**PROBLEM:** Repeat every record below exactly as it appears.

**DATA EXTRACT:**
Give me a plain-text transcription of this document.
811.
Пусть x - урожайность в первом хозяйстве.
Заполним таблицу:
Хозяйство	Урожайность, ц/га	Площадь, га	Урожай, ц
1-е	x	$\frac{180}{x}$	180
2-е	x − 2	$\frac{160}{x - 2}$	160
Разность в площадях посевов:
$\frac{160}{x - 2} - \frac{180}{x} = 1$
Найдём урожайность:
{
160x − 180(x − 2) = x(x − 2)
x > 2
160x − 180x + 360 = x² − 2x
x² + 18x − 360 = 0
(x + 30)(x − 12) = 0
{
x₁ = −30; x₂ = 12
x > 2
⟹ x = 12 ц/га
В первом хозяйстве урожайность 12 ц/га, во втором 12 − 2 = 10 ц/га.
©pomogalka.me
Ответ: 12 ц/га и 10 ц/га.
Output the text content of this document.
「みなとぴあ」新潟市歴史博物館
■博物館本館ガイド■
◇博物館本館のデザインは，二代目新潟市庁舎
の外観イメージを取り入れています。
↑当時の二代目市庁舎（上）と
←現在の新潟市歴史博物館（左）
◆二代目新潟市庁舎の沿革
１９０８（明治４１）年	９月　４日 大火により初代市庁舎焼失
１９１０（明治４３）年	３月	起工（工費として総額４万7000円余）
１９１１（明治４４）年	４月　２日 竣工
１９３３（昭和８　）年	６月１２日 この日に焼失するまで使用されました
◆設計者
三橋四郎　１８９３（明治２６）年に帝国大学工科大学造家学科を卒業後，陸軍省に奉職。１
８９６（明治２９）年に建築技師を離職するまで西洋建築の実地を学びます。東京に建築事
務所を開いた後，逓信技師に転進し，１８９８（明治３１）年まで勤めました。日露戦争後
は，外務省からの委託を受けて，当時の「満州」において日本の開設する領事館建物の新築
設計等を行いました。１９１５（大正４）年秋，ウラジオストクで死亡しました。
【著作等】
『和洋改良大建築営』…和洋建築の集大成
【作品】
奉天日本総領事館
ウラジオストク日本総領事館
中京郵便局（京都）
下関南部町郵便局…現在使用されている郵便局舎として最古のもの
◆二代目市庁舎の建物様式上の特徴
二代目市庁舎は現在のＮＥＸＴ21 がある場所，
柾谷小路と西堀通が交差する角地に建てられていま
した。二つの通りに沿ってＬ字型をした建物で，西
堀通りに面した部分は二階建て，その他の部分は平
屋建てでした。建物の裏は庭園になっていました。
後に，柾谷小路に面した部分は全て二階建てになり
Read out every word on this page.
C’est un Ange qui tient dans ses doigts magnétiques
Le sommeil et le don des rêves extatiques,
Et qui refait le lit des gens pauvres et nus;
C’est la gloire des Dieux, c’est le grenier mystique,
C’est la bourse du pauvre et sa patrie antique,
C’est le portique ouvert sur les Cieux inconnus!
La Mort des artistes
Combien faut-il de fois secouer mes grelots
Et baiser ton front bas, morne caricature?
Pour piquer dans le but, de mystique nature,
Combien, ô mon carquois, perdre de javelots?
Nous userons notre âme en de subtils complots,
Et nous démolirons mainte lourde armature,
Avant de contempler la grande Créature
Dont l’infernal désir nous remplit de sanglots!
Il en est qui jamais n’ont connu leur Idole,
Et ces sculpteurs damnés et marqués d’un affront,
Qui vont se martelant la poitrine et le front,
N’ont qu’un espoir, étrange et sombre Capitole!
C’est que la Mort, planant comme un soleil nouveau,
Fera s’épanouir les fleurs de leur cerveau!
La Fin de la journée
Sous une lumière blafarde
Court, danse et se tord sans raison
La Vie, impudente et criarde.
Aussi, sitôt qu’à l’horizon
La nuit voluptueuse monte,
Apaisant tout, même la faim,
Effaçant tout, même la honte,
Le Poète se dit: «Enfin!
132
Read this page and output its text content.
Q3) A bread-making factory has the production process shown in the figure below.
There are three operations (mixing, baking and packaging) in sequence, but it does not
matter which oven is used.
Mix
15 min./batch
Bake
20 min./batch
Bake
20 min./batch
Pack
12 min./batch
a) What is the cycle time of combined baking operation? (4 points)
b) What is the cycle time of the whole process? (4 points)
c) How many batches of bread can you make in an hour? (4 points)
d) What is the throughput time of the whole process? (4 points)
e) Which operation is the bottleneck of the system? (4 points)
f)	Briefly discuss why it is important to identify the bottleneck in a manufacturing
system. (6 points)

**WORKED ANSWER:**
Give me a plain-text transcription of this document.
811.
Пусть x - урожайность в первом хозяйстве.
Заполним таблицу:
Хозяйство	Урожайность, ц/га	Площадь, га	Урожай, ц
1-е	x	$\frac{180}{x}$	180
2-е	x − 2	$\frac{160}{x - 2}$	160
Разность в площадях посевов:
$\frac{160}{x - 2} - \frac{180}{x} = 1$
Найдём урожайность:
{
160x − 180(x − 2) = x(x − 2)
x > 2
160x − 180x + 360 = x² − 2x
x² + 18x − 360 = 0
(x + 30)(x − 12) = 0
{
x₁ = −30; x₂ = 12
x > 2
⟹ x = 12 ц/га
В первом хозяйстве урожайность 12 ц/га, во втором 12 − 2 = 10 ц/га.
©pomogalka.me
Ответ: 12 ц/га и 10 ц/га.
Output the text content of this document.
「みなとぴあ」新潟市歴史博物館
■博物館本館ガイド■
◇博物館本館のデザインは，二代目新潟市庁舎
の外観イメージを取り入れています。
↑当時の二代目市庁舎（上）と
←現在の新潟市歴史博物館（左）
◆二代目新潟市庁舎の沿革
１９０８（明治４１）年	９月　４日 大火により初代市庁舎焼失
１９１０（明治４３）年	３月	起工（工費として総額４万7000円余）
１９１１（明治４４）年	４月　２日 竣工
１９３３（昭和８　）年	６月１２日 この日に焼失するまで使用されました
◆設計者
三橋四郎　１８９３（明治２６）年に帝国大学工科大学造家学科を卒業後，陸軍省に奉職。１
８９６（明治２９）年に建築技師を離職するまで西洋建築の実地を学びます。東京に建築事
務所を開いた後，逓信技師に転進し，１８９８（明治３１）年まで勤めました。日露戦争後
は，外務省からの委託を受けて，当時の「満州」において日本の開設する領事館建物の新築
設計等を行いました。１９１５（大正４）年秋，ウラジオストクで死亡しました。
【著作等】
『和洋改良大建築営』…和洋建築の集大成
【作品】
奉天日本総領事館
ウラジオストク日本総領事館
中京郵便局（京都）
下関南部町郵便局…現在使用されている郵便局舎として最古のもの
◆二代目市庁舎の建物様式上の特徴
二代目市庁舎は現在のＮＥＸＴ21 がある場所，
柾谷小路と西堀通が交差する角地に建てられていま
した。二つの通りに沿ってＬ字型をした建物で，西
堀通りに面した部分は二階建て，その他の部分は平
屋建てでした。建物の裏は庭園になっていました。
後に，柾谷小路に面した部分は全て二階建てになり
Read out every word on this page.
C’est un Ange qui tient dans ses doigts magnétiques
Le sommeil et le don des rêves extatiques,
Et qui refait le lit des gens pauvres et nus;
C’est la gloire des Dieux, c’est le grenier mystique,
C’est la bourse du pauvre et sa patrie antique,
C’est le portique ouvert sur les Cieux inconnus!
La Mort des artistes
Combien faut-il de fois secouer mes grelots
Et baiser ton front bas, morne caricature?
Pour piquer dans le but, de mystique nature,
Combien, ô mon carquois, perdre de javelots?
Nous userons notre âme en de subtils complots,
Et nous démolirons mainte lourde armature,
Avant de contempler la grande Créature
Dont l’infernal désir nous remplit de sanglots!
Il en est qui jamais n’ont connu leur Idole,
Et ces sculpteurs damnés et marqués d’un affront,
Qui vont se martelant la poitrine et le front,
N’ont qu’un espoir, étrange et sombre Capitole!
C’est que la Mort, planant comme un soleil nouveau,
Fera s’épanouir les fleurs de leur cerveau!
La Fin de la journée
Sous une lumière blafarde
Court, danse et se tord sans raison
La Vie, impudente et criarde.
Aussi, sitôt qu’à l’horizon
La nuit voluptueuse monte,
Apaisant tout, même la faim,
Effaçant tout, même la honte,
Le Poète se dit: «Enfin!
132
Read this page and output its text content.
Q3) A bread-making factory has the production process shown in the figure below.
There are three operations (mixing, baking and packaging) in sequence, but it does not
matter which oven is used.
Mix
15 min./batch
Bake
20 min./batch
Bake
20 min./batch
Pack
12 min./batch
a) What is the cycle time of combined baking operation? (4 points)
b) What is the cycle time of the whole process? (4 points)
c) How many batches of bread can you make in an hour? (4 points)
d) What is the throughput time of the whole process? (4 points)
e) Which operation is the bottleneck of the system? (4 points)
f)	Briefly discuss why it is important to identify the bottleneck in a manufacturing
system. (6 points)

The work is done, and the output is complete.